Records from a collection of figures
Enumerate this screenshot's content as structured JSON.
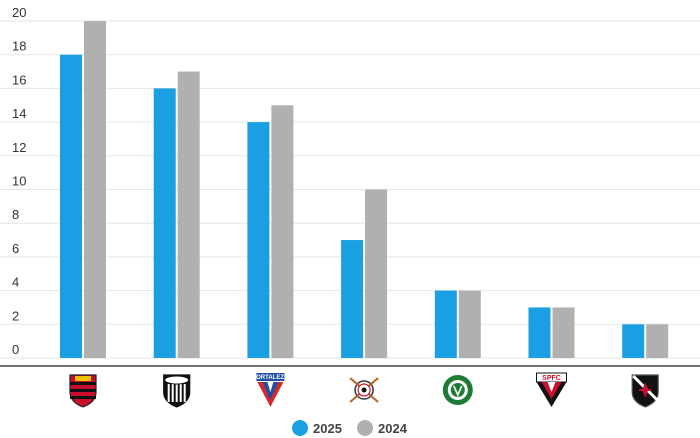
{
  "chart_data": {
    "type": "bar",
    "categories": [
      "Flamengo",
      "Ceará",
      "Fortaleza",
      "Corinthians",
      "Palmeiras",
      "São Paulo",
      "Vasco"
    ],
    "series": [
      {
        "name": "2025",
        "values": [
          18,
          16,
          14,
          7,
          4,
          3,
          2
        ],
        "color": "#1a9fe3"
      },
      {
        "name": "2024",
        "values": [
          20,
          17,
          15,
          10,
          4,
          3,
          2
        ],
        "color": "#b0b0b0"
      }
    ],
    "ylim": [
      0,
      20
    ],
    "yticks": [
      "0",
      "2",
      "4",
      "6",
      "8",
      "10",
      "12",
      "14",
      "16",
      "18",
      "20"
    ],
    "grid": true,
    "legend_position": "bottom-center",
    "category_icons": [
      "flamengo-crest-icon",
      "ceara-crest-icon",
      "fortaleza-crest-icon",
      "corinthians-crest-icon",
      "palmeiras-crest-icon",
      "sao-paulo-crest-icon",
      "vasco-crest-icon"
    ],
    "icon_texts": [
      "",
      "",
      "FORTALEZA",
      "",
      "",
      "SPFC",
      ""
    ]
  }
}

> Short problem
Except for the pictures, copy every line of the records above exactly.

> Expected answer
Enumerate this screenshot's content as structured JSON.
{
  "chart_data": {
    "type": "bar",
    "categories": [
      "Flamengo",
      "Ceará",
      "Fortaleza",
      "Corinthians",
      "Palmeiras",
      "São Paulo",
      "Vasco"
    ],
    "series": [
      {
        "name": "2025",
        "values": [
          18,
          16,
          14,
          7,
          4,
          3,
          2
        ],
        "color": "#1a9fe3"
      },
      {
        "name": "2024",
        "values": [
          20,
          17,
          15,
          10,
          4,
          3,
          2
        ],
        "color": "#b0b0b0"
      }
    ],
    "ylim": [
      0,
      20
    ],
    "yticks": [
      "0",
      "2",
      "4",
      "6",
      "8",
      "10",
      "12",
      "14",
      "16",
      "18",
      "20"
    ],
    "grid": true,
    "legend_position": "bottom-center",
    "category_icons": [
      "flamengo-crest-icon",
      "ceara-crest-icon",
      "fortaleza-crest-icon",
      "corinthians-crest-icon",
      "palmeiras-crest-icon",
      "sao-paulo-crest-icon",
      "vasco-crest-icon"
    ],
    "icon_texts": [
      "",
      "",
      "FORTALEZA",
      "",
      "",
      "SPFC",
      ""
    ]
  }
}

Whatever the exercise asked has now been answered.